> [Textausschnitt]:
-*-

Neokolonialismus?

01. November 2024


Falsches Wahlergebnis

Wie in einer Nussschale enthüllt die Berichterstattung in der EU zu den Wahlen in Georgien das Selbstverständnis des EU-Establishments und seines medialen Apparates.

Schon im Vorfeld der Wahlen war laut EU-Medien klar:

# Der "Georgische Traum" verfolgt eine russophile Politik und wird die Wahlen manipulieren. Umso dringlicher war die Unterstützung der "pro-europäischen Opposition" durch EU-Politiker und EU-NGOs. Vor Ort besonders hervorgetan hat sich dabei der SPD-Politiker Roth, der Vorsitzende des Auswärtigen Ausschusses des Deutschen Bundestages (1).

# Die Wahlhilfe der EU für die Opposition in Georgien war natürlich keine "Einmischung" in die inneren Angelegenheiten dieses Staates. Sie ist allein der Sorge der EU entsprungen, dass die Wähler - irregeführt durch den putinophilen "Georgischen Traum" - eine falsche Entscheidung treffen.

# Diese Hilfe war erfolgreich und die Wähler haben richtig entschieden! Denn gleich nach Schließung der Wahllokale wusste die "pro-europäische Opposition", dass sie die Wahlen gewonnen hat und der "Georgische Traums" die Wahlen manipuliert und das Ergebnis verfälscht hat (2).

Das Problem: es fehlen Beweise. Den politischen Eiertanz dazu kann man anhand dieses ORF-Artikels nachvollziehen:

"Augenauswischerei" nach Georgien-Wahl...

... Sowohl die teilweise Neuauszählung als auch Ermittlungen seien "Versuche, diese Wahl international zu legitimieren", sagt Stephan Malerius, Leiter des Georgien-Büros der Konrad-Adenauer-Stiftung in Tiflis, im Gespräch mit ORF.at. Wahlkommission und Staatsanwaltschaft seien "absolut der Regierung untergeordnet, sie agieren nur auf Weisung", so Malerius. "Wir haben keine unabhängige Wahlkommission, wir haben hier keine unabhägige Justiz", sagt er....

... Die Vorwürfe richteten sich weniger gegen die Auszählung der Stimmen - beklagt wurden vielmehr ungleiche Bedingungen im Wahlkampf, Übergriffe auf Oppositionsparteien, Stimmenkauf und Druck auf Wählerinnen und Wähler.

-*-

[Gespeicherte Einträge aus einer Sammlung]
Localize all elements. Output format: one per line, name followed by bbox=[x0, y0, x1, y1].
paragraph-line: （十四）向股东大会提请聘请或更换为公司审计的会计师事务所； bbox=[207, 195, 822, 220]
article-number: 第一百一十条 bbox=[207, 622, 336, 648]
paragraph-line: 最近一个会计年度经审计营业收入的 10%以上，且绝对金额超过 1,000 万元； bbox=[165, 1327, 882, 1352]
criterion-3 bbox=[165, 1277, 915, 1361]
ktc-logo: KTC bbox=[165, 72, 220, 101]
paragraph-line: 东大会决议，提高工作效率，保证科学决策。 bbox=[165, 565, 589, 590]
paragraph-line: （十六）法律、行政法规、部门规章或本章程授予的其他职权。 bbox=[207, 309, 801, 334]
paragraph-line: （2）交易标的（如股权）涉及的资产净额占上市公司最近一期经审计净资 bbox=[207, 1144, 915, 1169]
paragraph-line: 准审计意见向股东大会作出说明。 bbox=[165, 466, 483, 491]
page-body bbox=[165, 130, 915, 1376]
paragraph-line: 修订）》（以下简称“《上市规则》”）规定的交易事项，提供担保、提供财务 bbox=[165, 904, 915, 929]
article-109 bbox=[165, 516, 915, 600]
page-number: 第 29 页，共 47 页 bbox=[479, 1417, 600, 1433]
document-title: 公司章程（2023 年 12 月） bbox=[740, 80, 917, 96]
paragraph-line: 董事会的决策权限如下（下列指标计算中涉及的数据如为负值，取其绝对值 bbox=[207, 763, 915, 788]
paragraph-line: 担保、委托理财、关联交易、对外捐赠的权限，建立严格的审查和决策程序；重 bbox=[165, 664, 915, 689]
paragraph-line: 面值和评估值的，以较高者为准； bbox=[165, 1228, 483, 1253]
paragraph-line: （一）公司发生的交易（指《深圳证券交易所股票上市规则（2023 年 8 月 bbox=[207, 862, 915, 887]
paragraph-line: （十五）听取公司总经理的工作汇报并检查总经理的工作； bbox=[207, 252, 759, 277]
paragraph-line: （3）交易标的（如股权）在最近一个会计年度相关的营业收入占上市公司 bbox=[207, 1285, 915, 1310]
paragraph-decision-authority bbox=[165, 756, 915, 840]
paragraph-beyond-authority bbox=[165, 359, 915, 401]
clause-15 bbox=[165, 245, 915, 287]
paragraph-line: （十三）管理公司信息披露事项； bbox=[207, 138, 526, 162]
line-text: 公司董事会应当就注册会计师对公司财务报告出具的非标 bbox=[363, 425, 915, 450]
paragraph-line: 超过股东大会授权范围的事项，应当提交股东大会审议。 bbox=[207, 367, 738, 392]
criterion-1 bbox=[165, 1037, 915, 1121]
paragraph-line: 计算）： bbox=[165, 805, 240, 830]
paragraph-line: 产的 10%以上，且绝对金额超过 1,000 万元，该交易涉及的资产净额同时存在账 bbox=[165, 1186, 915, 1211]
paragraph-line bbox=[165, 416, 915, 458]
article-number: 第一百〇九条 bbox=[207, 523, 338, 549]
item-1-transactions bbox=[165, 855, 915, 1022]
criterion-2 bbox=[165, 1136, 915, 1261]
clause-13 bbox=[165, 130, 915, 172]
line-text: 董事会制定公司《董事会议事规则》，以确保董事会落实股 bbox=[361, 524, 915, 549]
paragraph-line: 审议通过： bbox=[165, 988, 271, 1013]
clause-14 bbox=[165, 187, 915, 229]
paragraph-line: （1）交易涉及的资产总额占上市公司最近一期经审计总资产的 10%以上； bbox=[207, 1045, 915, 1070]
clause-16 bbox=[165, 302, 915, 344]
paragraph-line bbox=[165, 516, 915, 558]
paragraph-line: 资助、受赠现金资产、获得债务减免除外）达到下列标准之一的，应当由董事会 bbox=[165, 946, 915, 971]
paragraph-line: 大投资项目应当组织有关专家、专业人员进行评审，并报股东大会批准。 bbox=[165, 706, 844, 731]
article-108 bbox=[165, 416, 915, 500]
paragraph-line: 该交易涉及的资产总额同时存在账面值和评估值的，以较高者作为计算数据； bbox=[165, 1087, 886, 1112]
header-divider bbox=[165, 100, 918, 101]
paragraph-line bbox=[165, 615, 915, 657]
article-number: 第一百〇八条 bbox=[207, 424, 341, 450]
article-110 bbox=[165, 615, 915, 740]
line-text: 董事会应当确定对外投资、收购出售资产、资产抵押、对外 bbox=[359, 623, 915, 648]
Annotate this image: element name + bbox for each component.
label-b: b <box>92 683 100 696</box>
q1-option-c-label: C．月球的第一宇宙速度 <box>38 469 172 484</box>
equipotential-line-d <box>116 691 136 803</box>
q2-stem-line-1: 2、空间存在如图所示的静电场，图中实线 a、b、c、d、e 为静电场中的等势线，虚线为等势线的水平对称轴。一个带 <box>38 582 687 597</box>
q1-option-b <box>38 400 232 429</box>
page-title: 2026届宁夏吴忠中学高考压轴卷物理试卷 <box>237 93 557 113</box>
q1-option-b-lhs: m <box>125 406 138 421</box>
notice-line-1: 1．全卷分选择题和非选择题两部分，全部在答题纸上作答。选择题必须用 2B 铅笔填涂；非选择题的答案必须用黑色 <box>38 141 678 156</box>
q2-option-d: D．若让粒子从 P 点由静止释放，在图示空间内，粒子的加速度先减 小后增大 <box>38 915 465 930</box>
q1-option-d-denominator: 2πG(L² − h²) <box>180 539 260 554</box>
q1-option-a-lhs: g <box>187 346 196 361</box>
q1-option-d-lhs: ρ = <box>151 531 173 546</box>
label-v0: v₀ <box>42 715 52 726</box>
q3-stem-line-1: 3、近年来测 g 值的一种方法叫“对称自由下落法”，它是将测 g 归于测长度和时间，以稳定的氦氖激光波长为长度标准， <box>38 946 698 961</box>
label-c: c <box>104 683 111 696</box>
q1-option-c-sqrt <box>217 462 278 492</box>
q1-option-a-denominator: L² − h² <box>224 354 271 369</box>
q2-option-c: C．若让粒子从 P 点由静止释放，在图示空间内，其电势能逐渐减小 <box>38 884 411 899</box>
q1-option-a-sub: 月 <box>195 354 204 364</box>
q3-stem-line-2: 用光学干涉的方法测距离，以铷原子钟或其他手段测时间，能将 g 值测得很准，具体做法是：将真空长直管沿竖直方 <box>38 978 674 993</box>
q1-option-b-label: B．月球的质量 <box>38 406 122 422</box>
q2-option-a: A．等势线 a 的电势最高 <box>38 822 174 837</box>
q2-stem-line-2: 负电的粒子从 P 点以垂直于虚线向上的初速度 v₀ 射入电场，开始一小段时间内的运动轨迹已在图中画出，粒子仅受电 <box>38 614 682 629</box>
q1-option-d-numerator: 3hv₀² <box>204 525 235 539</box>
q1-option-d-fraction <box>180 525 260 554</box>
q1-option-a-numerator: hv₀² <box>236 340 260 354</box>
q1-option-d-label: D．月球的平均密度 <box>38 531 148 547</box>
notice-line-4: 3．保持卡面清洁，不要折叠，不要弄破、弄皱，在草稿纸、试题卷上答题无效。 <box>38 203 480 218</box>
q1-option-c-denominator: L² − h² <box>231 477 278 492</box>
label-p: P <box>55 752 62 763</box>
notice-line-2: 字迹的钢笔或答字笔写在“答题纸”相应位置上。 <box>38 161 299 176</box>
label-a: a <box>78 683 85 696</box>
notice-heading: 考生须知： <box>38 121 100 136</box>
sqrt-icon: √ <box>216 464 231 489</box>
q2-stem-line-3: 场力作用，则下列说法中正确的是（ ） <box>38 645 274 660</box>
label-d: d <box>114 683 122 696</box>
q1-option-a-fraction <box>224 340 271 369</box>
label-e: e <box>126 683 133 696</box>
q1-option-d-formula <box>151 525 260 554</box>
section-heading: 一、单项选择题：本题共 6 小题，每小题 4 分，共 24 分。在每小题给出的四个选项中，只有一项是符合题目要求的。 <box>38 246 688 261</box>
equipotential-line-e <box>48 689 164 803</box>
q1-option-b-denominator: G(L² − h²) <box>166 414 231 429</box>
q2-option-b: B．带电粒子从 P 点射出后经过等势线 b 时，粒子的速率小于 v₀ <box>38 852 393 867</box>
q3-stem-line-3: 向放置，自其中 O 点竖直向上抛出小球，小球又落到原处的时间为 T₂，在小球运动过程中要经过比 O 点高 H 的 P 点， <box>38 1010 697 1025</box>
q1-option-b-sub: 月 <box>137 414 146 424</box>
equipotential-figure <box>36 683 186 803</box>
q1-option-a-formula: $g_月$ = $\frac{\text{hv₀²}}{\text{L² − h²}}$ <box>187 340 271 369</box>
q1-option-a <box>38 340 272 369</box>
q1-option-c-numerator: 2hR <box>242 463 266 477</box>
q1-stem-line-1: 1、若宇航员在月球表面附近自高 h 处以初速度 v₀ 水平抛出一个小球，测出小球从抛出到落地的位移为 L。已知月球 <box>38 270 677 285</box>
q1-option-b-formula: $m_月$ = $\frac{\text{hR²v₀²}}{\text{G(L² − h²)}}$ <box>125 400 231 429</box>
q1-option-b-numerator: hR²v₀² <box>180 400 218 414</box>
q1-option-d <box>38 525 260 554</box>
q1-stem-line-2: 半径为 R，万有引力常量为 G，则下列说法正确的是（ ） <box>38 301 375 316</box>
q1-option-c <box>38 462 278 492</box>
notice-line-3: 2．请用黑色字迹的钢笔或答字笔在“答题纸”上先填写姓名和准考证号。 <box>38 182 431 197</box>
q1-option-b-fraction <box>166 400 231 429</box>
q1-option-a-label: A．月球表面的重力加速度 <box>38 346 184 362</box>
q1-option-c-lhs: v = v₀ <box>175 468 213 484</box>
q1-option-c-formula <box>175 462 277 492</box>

-*-

> [Aufgabenstellung]: Wiederholen Sie aus dem Textausschnitt zur Wahl in Georgien wortgetreu die Passage zwischen „Wie in einer“ und „Deutschen Bundestages (1).“, beide Grenzen eingeschlossen. Die Daten sind eigenständiges Material und stehen in keinem Zusammenhang mit dem Textausschnitt.

> [Antwort zur Aufgabe]:
Wie in einer Nussschale enthüllt die Berichterstattung in der EU zu den Wahlen in Georgien das Selbstverständnis des EU-Establishments und seines medialen Apparates.

Schon im Vorfeld der Wahlen war laut EU-Medien klar:

# Der "Georgische Traum" verfolgt eine russophile Politik und wird die Wahlen manipulieren. Umso dringlicher war die Unterstützung der "pro-europäischen Opposition" durch EU-Politiker und EU-NGOs. Vor Ort besonders hervorgetan hat sich dabei der SPD-Politiker Roth, der Vorsitzende des Auswärtigen Ausschusses des Deutschen Bundestages (1).